● **Do this**
Reproduce verbatim the section of the FastAPI and Ollama integration text below that starts with the words "This project demonstrates" and ends after the words "JSON responses from the Ollama API.".

● **Selected passage**
FastAPI and Ollama Integration Demo

This project demonstrates how to integrate FastAPI with Ollama, a tool for running and managing AI models. It showcases three main functionalities:

Streaming Responses: Receive and display raw streaming responses from the Ollama API.
Formatted Responses: Aggregate and format streaming responses into a cohesive output.
Complete JSON Responses: Handle and display complete JSON responses from the Ollama API.

Dependencies

Required Software

Python: Ensure you have Python 3.7 or later installed on your system. You can download Python from the official Python website.
FastAPI: A modern, fast (high-performance) web framework for building APIs with Python.
Requests: A simple HTTP library for Python.
Ollama: A tool for running AI models locally.

Installation

FastAPI and Requests: You can install FastAPI and Requests using pip: pip install fastapi requests
Ollama: Follow the instructions on the Ollama GitHub repository to install Ollama. Make sure to download and install the version that includes the llama3.1 model.

● **Raw records**
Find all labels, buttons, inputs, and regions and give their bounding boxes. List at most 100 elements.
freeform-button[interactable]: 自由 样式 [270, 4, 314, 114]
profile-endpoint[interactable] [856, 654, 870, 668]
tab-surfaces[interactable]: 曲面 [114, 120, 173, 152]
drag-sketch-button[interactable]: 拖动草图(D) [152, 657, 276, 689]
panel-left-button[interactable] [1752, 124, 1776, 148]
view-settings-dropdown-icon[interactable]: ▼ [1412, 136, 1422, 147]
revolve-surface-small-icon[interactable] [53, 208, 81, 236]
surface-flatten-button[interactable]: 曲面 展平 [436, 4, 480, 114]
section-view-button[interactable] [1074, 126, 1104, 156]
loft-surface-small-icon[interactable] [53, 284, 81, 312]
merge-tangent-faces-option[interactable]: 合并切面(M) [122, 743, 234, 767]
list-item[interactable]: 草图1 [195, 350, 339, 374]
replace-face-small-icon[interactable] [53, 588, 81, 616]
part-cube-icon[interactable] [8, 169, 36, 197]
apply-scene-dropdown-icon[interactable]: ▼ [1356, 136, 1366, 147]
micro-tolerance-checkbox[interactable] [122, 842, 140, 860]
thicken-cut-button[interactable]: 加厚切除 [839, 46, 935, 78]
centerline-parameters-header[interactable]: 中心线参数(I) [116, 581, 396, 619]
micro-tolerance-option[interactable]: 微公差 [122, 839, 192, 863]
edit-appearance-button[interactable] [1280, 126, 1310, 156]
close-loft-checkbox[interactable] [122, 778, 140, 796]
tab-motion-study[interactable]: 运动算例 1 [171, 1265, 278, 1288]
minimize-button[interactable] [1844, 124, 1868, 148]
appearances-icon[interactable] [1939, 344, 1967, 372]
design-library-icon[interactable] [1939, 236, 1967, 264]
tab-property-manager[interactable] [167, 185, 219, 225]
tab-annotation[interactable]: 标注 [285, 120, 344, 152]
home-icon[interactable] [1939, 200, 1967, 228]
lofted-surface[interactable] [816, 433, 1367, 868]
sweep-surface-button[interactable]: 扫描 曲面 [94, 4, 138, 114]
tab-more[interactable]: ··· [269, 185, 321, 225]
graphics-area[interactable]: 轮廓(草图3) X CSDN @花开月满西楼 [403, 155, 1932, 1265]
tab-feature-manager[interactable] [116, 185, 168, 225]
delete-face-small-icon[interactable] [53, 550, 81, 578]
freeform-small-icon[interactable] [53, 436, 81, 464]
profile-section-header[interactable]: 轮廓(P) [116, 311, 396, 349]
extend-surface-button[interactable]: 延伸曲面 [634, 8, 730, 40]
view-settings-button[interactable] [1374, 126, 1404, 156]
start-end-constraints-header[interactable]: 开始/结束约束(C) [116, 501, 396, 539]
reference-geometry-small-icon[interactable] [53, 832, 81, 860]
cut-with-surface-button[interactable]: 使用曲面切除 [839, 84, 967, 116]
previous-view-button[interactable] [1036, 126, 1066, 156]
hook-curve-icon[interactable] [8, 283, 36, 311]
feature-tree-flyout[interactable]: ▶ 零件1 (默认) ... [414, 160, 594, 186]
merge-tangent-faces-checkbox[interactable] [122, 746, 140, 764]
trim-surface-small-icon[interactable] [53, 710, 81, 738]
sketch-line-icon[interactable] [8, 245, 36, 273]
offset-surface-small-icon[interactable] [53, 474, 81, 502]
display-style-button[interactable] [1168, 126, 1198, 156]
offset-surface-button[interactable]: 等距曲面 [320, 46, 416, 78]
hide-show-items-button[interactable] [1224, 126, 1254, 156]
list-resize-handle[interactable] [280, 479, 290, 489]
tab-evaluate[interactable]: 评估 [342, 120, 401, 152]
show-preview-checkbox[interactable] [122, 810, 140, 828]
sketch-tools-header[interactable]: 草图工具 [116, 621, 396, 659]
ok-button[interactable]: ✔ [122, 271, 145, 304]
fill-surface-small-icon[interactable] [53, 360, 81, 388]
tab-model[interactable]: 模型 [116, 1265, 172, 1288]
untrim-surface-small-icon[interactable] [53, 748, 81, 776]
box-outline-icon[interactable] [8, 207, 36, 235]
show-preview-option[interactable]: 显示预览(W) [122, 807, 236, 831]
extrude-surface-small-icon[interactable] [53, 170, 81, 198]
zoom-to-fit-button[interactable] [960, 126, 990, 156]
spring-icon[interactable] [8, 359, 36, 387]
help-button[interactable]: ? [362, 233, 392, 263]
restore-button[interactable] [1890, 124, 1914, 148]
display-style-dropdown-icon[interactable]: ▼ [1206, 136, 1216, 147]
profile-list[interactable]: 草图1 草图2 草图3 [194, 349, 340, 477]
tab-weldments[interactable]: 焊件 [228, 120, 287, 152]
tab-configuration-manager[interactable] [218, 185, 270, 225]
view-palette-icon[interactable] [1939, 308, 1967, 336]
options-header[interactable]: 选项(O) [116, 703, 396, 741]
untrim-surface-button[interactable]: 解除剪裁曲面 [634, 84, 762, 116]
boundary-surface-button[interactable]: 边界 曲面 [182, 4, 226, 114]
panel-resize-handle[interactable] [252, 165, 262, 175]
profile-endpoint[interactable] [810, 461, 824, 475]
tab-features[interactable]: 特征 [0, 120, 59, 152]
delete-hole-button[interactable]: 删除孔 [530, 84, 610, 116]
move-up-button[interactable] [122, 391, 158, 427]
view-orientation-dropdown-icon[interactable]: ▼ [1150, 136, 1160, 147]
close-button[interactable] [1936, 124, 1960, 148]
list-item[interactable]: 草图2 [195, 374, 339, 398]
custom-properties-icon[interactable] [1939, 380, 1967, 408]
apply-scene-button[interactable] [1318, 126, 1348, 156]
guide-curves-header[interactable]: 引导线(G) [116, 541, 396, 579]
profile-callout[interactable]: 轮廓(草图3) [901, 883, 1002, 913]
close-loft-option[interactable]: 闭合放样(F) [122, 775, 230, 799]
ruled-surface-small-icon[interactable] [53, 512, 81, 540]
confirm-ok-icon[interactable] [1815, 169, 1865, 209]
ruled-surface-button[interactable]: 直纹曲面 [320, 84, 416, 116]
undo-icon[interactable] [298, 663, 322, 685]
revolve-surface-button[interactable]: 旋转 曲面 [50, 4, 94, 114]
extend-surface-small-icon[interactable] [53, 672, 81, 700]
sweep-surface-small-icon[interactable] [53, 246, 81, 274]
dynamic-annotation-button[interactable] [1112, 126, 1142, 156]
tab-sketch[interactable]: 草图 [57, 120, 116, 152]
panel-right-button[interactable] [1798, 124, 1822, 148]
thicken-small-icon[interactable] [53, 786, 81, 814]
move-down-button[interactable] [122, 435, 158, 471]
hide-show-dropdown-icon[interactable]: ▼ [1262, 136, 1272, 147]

● **Task output**
This project demonstrates how to integrate FastAPI with Ollama, a tool for running and managing AI models. It showcases three main functionalities:

Streaming Responses: Receive and display raw streaming responses from the Ollama API.
Formatted Responses: Aggregate and format streaming responses into a cohesive output.
Complete JSON Responses: Handle and display complete JSON responses from the Ollama API.